** PROMPT **
Please turn the material into a numbered list, leaving out blank lines, starting with its first line and going on through the line with "r-marker: R — [485, 408, 491, 418]".

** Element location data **
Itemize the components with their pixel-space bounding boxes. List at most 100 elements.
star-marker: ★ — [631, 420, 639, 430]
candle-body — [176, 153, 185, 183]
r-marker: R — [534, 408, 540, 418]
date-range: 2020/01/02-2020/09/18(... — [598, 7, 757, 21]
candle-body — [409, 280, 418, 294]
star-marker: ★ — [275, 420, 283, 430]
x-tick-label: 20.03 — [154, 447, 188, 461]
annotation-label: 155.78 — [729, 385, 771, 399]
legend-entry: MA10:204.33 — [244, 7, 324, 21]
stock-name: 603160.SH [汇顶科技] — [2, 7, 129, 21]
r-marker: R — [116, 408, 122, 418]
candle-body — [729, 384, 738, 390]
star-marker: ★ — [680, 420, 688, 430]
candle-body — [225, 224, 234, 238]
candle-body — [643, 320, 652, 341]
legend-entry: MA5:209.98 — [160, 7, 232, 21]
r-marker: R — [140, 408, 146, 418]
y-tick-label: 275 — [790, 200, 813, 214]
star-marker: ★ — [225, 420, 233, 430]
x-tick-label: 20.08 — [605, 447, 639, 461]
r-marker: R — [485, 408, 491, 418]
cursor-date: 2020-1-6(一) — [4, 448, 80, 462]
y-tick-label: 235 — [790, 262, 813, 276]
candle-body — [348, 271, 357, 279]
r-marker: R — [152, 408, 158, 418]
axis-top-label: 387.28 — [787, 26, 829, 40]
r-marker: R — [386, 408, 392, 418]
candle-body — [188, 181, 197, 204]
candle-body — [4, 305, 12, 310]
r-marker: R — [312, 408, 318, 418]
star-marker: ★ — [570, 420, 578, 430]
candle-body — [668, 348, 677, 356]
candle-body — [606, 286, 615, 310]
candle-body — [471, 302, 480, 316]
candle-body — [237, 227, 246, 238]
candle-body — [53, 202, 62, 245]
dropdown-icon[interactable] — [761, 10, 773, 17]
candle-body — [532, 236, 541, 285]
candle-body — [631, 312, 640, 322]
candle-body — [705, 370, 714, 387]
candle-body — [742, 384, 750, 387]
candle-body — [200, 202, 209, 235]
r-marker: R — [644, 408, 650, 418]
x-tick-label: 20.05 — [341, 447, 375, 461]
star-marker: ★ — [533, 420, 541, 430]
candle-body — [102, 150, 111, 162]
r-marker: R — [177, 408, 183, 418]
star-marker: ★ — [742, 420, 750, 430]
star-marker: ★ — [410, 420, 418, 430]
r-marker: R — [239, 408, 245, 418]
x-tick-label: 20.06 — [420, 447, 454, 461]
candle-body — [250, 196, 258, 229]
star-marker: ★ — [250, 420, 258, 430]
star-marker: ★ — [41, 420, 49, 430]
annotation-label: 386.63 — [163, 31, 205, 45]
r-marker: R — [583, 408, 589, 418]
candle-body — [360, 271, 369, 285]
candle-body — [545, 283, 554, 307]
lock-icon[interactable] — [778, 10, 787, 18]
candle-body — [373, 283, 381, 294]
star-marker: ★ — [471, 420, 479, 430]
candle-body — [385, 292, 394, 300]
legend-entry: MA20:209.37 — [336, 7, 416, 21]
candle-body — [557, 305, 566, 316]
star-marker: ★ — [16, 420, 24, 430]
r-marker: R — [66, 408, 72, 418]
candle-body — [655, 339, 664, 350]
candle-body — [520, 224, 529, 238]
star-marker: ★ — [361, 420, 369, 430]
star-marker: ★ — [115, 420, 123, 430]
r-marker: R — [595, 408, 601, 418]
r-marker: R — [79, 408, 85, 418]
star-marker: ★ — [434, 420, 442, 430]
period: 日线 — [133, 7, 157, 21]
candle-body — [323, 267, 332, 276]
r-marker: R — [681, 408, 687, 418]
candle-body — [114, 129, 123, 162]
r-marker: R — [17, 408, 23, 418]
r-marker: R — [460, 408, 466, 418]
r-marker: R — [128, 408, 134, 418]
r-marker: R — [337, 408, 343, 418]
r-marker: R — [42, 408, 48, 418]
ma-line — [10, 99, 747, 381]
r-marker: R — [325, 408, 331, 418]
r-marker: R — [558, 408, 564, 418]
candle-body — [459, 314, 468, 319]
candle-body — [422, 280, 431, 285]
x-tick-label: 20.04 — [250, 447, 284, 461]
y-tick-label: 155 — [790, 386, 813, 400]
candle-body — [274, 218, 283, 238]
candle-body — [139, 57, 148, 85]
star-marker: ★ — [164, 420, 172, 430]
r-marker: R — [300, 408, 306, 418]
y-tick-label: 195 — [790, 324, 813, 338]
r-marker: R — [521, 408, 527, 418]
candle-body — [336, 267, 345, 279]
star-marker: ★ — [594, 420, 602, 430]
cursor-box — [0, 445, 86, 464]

** WRITTEN REPLY **
1. Itemize the components with their pixel-space bounding boxes. List at most 100 elements.
2. star-marker: ★ — [631, 420, 639, 430]
3. candle-body — [176, 153, 185, 183]
4. r-marker: R — [534, 408, 540, 418]
5. date-range: 2020/01/02-2020/09/18(... — [598, 7, 757, 21]
6. candle-body — [409, 280, 418, 294]
7. star-marker: ★ — [275, 420, 283, 430]
8. x-tick-label: 20.03 — [154, 447, 188, 461]
9. annotation-label: 155.78 — [729, 385, 771, 399]
10. legend-entry: MA10:204.33 — [244, 7, 324, 21]
11. stock-name: 603160.SH [汇顶科技] — [2, 7, 129, 21]
12. r-marker: R — [116, 408, 122, 418]
13. candle-body — [729, 384, 738, 390]
14. star-marker: ★ — [680, 420, 688, 430]
15. candle-body — [225, 224, 234, 238]
16. candle-body — [643, 320, 652, 341]
17. legend-entry: MA5:209.98 — [160, 7, 232, 21]
18. r-marker: R — [140, 408, 146, 418]
19. y-tick-label: 275 — [790, 200, 813, 214]
20. star-marker: ★ — [225, 420, 233, 430]
21. x-tick-label: 20.08 — [605, 447, 639, 461]
22. r-marker: R — [485, 408, 491, 418]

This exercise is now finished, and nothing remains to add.